*ENTRIES PROVIDED*

»»

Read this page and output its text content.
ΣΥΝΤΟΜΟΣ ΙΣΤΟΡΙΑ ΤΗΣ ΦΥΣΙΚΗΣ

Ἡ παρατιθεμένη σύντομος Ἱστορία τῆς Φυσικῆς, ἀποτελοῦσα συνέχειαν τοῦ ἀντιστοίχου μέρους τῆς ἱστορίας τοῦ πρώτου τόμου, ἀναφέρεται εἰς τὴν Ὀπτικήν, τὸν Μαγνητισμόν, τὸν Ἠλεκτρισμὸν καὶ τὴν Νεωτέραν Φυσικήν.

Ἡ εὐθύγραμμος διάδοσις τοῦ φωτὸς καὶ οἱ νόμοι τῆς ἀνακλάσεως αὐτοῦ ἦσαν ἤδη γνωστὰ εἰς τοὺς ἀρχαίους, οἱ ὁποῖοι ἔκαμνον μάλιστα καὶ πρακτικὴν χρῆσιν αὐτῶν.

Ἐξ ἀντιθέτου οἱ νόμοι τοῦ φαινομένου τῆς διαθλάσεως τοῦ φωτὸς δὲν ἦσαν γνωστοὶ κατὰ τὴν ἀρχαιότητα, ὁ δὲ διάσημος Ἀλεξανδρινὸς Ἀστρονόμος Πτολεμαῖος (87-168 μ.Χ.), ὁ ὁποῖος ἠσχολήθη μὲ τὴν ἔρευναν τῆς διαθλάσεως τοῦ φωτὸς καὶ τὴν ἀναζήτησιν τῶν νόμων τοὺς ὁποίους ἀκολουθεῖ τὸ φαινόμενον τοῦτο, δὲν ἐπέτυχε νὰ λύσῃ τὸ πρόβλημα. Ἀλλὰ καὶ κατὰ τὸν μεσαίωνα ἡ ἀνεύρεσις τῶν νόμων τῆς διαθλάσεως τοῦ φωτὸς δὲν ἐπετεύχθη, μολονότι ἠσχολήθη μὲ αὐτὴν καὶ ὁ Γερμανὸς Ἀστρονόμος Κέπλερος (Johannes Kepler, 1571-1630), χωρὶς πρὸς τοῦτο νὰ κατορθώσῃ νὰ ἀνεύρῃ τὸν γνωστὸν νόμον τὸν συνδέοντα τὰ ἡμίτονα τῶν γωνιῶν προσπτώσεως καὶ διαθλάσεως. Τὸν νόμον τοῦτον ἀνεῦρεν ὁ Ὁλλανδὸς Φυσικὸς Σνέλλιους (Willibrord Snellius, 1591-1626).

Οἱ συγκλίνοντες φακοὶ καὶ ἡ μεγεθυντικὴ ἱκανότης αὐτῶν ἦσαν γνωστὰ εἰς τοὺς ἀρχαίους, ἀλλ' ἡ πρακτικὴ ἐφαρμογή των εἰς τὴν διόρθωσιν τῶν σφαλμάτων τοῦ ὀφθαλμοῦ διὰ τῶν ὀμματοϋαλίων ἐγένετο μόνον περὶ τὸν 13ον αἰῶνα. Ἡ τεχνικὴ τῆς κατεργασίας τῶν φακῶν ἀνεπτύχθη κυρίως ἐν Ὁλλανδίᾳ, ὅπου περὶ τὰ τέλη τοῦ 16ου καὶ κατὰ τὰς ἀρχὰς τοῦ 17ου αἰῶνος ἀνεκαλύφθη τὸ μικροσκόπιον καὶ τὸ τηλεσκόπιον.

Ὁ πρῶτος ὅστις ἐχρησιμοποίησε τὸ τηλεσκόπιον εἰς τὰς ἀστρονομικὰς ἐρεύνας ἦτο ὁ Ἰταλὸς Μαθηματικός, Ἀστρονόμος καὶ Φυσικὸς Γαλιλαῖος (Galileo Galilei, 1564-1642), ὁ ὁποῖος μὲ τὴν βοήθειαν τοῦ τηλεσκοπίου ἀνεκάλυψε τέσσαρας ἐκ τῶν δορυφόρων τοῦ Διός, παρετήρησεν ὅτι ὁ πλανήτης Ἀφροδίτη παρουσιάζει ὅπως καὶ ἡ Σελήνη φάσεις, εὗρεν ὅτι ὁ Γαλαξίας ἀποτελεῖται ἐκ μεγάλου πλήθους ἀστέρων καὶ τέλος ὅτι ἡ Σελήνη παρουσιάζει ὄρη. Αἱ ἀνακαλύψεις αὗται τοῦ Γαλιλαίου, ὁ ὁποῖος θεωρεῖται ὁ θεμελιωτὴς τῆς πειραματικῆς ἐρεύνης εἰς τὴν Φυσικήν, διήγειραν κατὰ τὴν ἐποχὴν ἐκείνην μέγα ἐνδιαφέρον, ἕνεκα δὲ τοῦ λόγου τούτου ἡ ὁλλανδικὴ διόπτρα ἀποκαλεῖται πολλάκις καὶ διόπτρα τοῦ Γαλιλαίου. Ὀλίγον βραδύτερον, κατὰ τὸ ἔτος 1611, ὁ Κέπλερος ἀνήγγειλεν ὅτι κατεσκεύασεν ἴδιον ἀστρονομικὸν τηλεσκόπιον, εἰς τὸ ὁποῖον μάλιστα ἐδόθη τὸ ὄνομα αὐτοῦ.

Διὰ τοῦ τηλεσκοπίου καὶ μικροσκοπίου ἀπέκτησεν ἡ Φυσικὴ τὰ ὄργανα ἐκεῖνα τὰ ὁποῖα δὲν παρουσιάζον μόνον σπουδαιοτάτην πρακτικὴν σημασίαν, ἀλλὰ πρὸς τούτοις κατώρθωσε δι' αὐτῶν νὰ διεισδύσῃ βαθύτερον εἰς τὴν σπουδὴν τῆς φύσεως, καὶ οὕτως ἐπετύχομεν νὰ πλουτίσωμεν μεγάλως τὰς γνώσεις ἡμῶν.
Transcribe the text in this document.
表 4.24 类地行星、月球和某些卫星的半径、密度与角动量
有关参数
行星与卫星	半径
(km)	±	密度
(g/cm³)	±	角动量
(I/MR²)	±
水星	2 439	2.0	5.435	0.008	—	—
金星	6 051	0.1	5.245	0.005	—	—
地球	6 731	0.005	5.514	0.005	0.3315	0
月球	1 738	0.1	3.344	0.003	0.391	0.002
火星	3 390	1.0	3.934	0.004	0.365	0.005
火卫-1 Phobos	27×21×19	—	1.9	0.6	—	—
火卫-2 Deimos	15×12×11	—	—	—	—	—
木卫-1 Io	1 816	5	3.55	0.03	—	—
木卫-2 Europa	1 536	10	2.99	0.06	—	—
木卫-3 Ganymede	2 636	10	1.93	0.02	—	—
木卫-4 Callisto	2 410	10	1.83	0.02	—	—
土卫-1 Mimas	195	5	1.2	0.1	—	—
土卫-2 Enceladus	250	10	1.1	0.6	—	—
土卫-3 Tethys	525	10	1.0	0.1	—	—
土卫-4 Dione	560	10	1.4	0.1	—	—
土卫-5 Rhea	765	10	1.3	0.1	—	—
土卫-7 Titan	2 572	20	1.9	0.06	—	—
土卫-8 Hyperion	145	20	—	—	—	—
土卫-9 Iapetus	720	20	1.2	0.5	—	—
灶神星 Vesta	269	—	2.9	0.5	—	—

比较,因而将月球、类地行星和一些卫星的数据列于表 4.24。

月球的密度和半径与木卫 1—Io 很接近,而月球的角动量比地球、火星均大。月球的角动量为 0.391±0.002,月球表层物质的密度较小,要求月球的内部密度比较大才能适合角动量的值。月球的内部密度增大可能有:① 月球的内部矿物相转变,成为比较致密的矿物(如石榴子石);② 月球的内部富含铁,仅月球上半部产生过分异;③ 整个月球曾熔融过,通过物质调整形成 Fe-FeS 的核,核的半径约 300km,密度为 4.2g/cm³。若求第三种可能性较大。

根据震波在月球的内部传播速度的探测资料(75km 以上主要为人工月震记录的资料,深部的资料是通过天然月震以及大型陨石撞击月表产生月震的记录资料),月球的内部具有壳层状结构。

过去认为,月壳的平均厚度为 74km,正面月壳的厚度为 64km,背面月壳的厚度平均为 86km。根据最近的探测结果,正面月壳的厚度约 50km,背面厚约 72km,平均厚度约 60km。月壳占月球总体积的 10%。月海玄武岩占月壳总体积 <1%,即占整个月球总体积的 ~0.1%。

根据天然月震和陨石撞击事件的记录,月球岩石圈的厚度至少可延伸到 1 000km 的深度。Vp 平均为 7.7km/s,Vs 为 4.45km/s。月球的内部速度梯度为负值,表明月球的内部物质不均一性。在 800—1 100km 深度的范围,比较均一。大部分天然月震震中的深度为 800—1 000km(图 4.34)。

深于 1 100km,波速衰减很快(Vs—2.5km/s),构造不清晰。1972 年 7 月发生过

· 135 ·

««

*WHAT THE EXERCISE ASKS*
Reply with one number: the count of lines in the entries that include the word "μόνον".

*ANSWER TO THIS PROBLEM*
2